State the number of lines that contain the word "value", and add nothing else.

- PROVIDED DATA
■ ■ ■ ■
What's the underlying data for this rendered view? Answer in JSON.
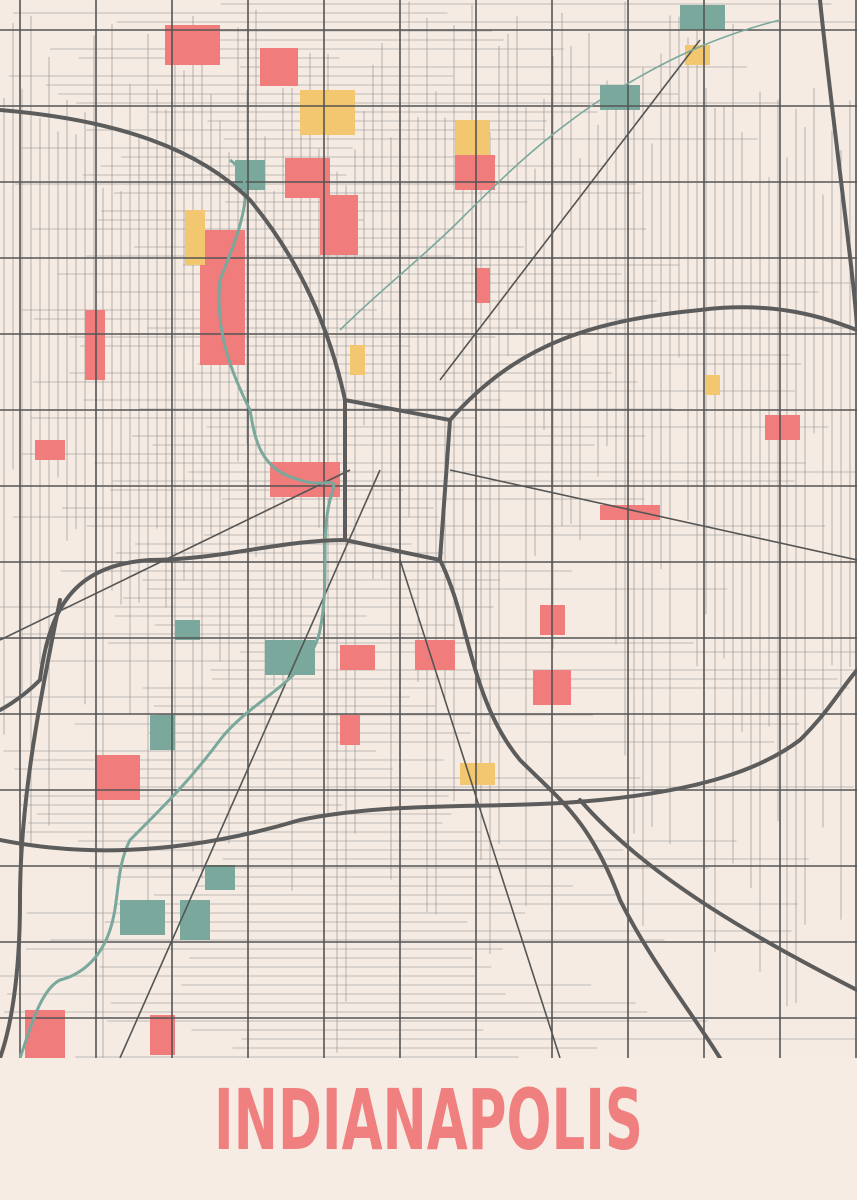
{
  "poster": {
    "city_name": "INDIANAPOLIS"
  },
  "colors": {
    "background": "#f6ece3",
    "map_land": "#f5ebe2",
    "streets_minor": "#8a8a8a",
    "streets_major": "#555555",
    "highways": "#5c5c5c",
    "river_water": "#7aa89c",
    "parks_red": "#f07c7c",
    "parks_yellow": "#f3c76f",
    "water_bodies": "#7aa89c",
    "title": "#f08080"
  }
}
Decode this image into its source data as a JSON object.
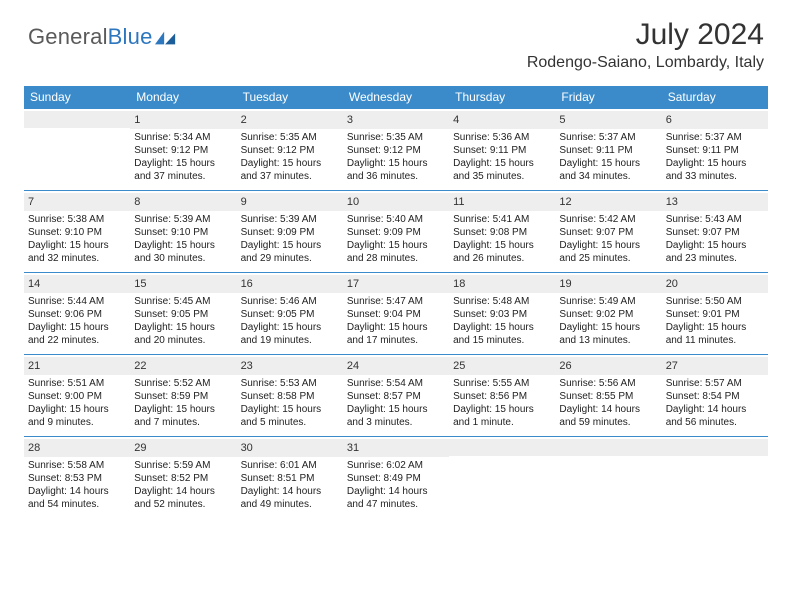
{
  "logo": {
    "word1": "General",
    "word2": "Blue",
    "mark_color": "#2d77bf"
  },
  "title": "July 2024",
  "location": "Rodengo-Saiano, Lombardy, Italy",
  "header_bg": "#3b8bca",
  "daynum_bg": "#eeeeee",
  "days": [
    "Sunday",
    "Monday",
    "Tuesday",
    "Wednesday",
    "Thursday",
    "Friday",
    "Saturday"
  ],
  "weeks": [
    [
      {
        "num": "",
        "sunrise": "",
        "sunset": "",
        "daylight": ""
      },
      {
        "num": "1",
        "sunrise": "Sunrise: 5:34 AM",
        "sunset": "Sunset: 9:12 PM",
        "daylight": "Daylight: 15 hours and 37 minutes."
      },
      {
        "num": "2",
        "sunrise": "Sunrise: 5:35 AM",
        "sunset": "Sunset: 9:12 PM",
        "daylight": "Daylight: 15 hours and 37 minutes."
      },
      {
        "num": "3",
        "sunrise": "Sunrise: 5:35 AM",
        "sunset": "Sunset: 9:12 PM",
        "daylight": "Daylight: 15 hours and 36 minutes."
      },
      {
        "num": "4",
        "sunrise": "Sunrise: 5:36 AM",
        "sunset": "Sunset: 9:11 PM",
        "daylight": "Daylight: 15 hours and 35 minutes."
      },
      {
        "num": "5",
        "sunrise": "Sunrise: 5:37 AM",
        "sunset": "Sunset: 9:11 PM",
        "daylight": "Daylight: 15 hours and 34 minutes."
      },
      {
        "num": "6",
        "sunrise": "Sunrise: 5:37 AM",
        "sunset": "Sunset: 9:11 PM",
        "daylight": "Daylight: 15 hours and 33 minutes."
      }
    ],
    [
      {
        "num": "7",
        "sunrise": "Sunrise: 5:38 AM",
        "sunset": "Sunset: 9:10 PM",
        "daylight": "Daylight: 15 hours and 32 minutes."
      },
      {
        "num": "8",
        "sunrise": "Sunrise: 5:39 AM",
        "sunset": "Sunset: 9:10 PM",
        "daylight": "Daylight: 15 hours and 30 minutes."
      },
      {
        "num": "9",
        "sunrise": "Sunrise: 5:39 AM",
        "sunset": "Sunset: 9:09 PM",
        "daylight": "Daylight: 15 hours and 29 minutes."
      },
      {
        "num": "10",
        "sunrise": "Sunrise: 5:40 AM",
        "sunset": "Sunset: 9:09 PM",
        "daylight": "Daylight: 15 hours and 28 minutes."
      },
      {
        "num": "11",
        "sunrise": "Sunrise: 5:41 AM",
        "sunset": "Sunset: 9:08 PM",
        "daylight": "Daylight: 15 hours and 26 minutes."
      },
      {
        "num": "12",
        "sunrise": "Sunrise: 5:42 AM",
        "sunset": "Sunset: 9:07 PM",
        "daylight": "Daylight: 15 hours and 25 minutes."
      },
      {
        "num": "13",
        "sunrise": "Sunrise: 5:43 AM",
        "sunset": "Sunset: 9:07 PM",
        "daylight": "Daylight: 15 hours and 23 minutes."
      }
    ],
    [
      {
        "num": "14",
        "sunrise": "Sunrise: 5:44 AM",
        "sunset": "Sunset: 9:06 PM",
        "daylight": "Daylight: 15 hours and 22 minutes."
      },
      {
        "num": "15",
        "sunrise": "Sunrise: 5:45 AM",
        "sunset": "Sunset: 9:05 PM",
        "daylight": "Daylight: 15 hours and 20 minutes."
      },
      {
        "num": "16",
        "sunrise": "Sunrise: 5:46 AM",
        "sunset": "Sunset: 9:05 PM",
        "daylight": "Daylight: 15 hours and 19 minutes."
      },
      {
        "num": "17",
        "sunrise": "Sunrise: 5:47 AM",
        "sunset": "Sunset: 9:04 PM",
        "daylight": "Daylight: 15 hours and 17 minutes."
      },
      {
        "num": "18",
        "sunrise": "Sunrise: 5:48 AM",
        "sunset": "Sunset: 9:03 PM",
        "daylight": "Daylight: 15 hours and 15 minutes."
      },
      {
        "num": "19",
        "sunrise": "Sunrise: 5:49 AM",
        "sunset": "Sunset: 9:02 PM",
        "daylight": "Daylight: 15 hours and 13 minutes."
      },
      {
        "num": "20",
        "sunrise": "Sunrise: 5:50 AM",
        "sunset": "Sunset: 9:01 PM",
        "daylight": "Daylight: 15 hours and 11 minutes."
      }
    ],
    [
      {
        "num": "21",
        "sunrise": "Sunrise: 5:51 AM",
        "sunset": "Sunset: 9:00 PM",
        "daylight": "Daylight: 15 hours and 9 minutes."
      },
      {
        "num": "22",
        "sunrise": "Sunrise: 5:52 AM",
        "sunset": "Sunset: 8:59 PM",
        "daylight": "Daylight: 15 hours and 7 minutes."
      },
      {
        "num": "23",
        "sunrise": "Sunrise: 5:53 AM",
        "sunset": "Sunset: 8:58 PM",
        "daylight": "Daylight: 15 hours and 5 minutes."
      },
      {
        "num": "24",
        "sunrise": "Sunrise: 5:54 AM",
        "sunset": "Sunset: 8:57 PM",
        "daylight": "Daylight: 15 hours and 3 minutes."
      },
      {
        "num": "25",
        "sunrise": "Sunrise: 5:55 AM",
        "sunset": "Sunset: 8:56 PM",
        "daylight": "Daylight: 15 hours and 1 minute."
      },
      {
        "num": "26",
        "sunrise": "Sunrise: 5:56 AM",
        "sunset": "Sunset: 8:55 PM",
        "daylight": "Daylight: 14 hours and 59 minutes."
      },
      {
        "num": "27",
        "sunrise": "Sunrise: 5:57 AM",
        "sunset": "Sunset: 8:54 PM",
        "daylight": "Daylight: 14 hours and 56 minutes."
      }
    ],
    [
      {
        "num": "28",
        "sunrise": "Sunrise: 5:58 AM",
        "sunset": "Sunset: 8:53 PM",
        "daylight": "Daylight: 14 hours and 54 minutes."
      },
      {
        "num": "29",
        "sunrise": "Sunrise: 5:59 AM",
        "sunset": "Sunset: 8:52 PM",
        "daylight": "Daylight: 14 hours and 52 minutes."
      },
      {
        "num": "30",
        "sunrise": "Sunrise: 6:01 AM",
        "sunset": "Sunset: 8:51 PM",
        "daylight": "Daylight: 14 hours and 49 minutes."
      },
      {
        "num": "31",
        "sunrise": "Sunrise: 6:02 AM",
        "sunset": "Sunset: 8:49 PM",
        "daylight": "Daylight: 14 hours and 47 minutes."
      },
      {
        "num": "",
        "sunrise": "",
        "sunset": "",
        "daylight": ""
      },
      {
        "num": "",
        "sunrise": "",
        "sunset": "",
        "daylight": ""
      },
      {
        "num": "",
        "sunrise": "",
        "sunset": "",
        "daylight": ""
      }
    ]
  ]
}
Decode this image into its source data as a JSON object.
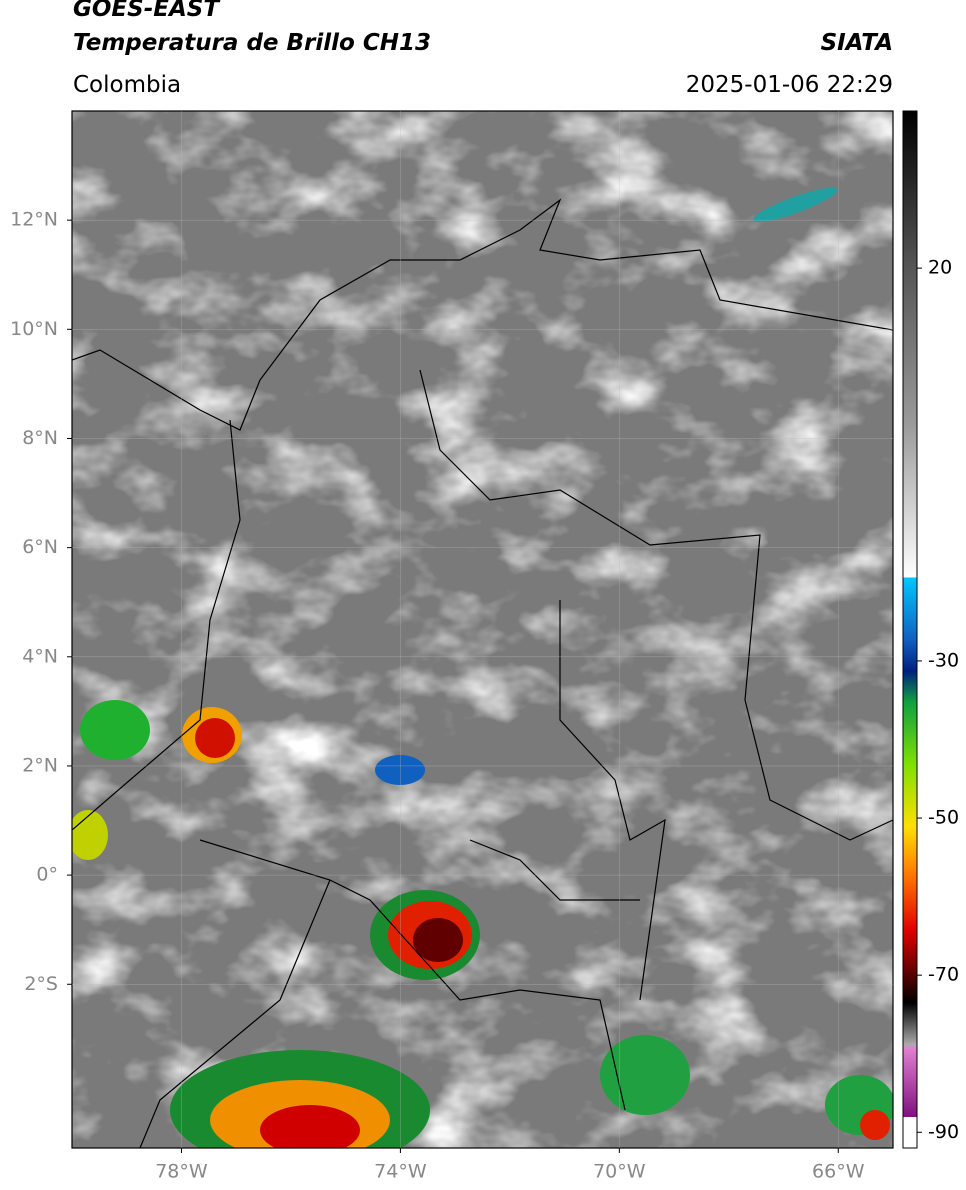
{
  "header": {
    "title": "GOES-EAST",
    "subtitle": "Temperatura de Brillo CH13",
    "source": "SIATA",
    "region": "Colombia",
    "datetime": "2025-01-06 22:29"
  },
  "map": {
    "xlim": [
      -80,
      -65
    ],
    "ylim": [
      -5,
      14
    ],
    "xticks": [
      {
        "value": -78,
        "label": "78°W"
      },
      {
        "value": -74,
        "label": "74°W"
      },
      {
        "value": -70,
        "label": "70°W"
      },
      {
        "value": -66,
        "label": "66°W"
      }
    ],
    "yticks": [
      {
        "value": 12,
        "label": "12°N"
      },
      {
        "value": 10,
        "label": "10°N"
      },
      {
        "value": 8,
        "label": "8°N"
      },
      {
        "value": 6,
        "label": "6°N"
      },
      {
        "value": 4,
        "label": "4°N"
      },
      {
        "value": 2,
        "label": "2°N"
      },
      {
        "value": 0,
        "label": "0°"
      },
      {
        "value": -2,
        "label": "2°S"
      }
    ]
  },
  "colorbar": {
    "lim": [
      40,
      -92
    ],
    "ticks": [
      20,
      -30,
      -50,
      -70,
      -90
    ]
  }
}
■ ■ ■ ■
- CORRECT ANSWER
12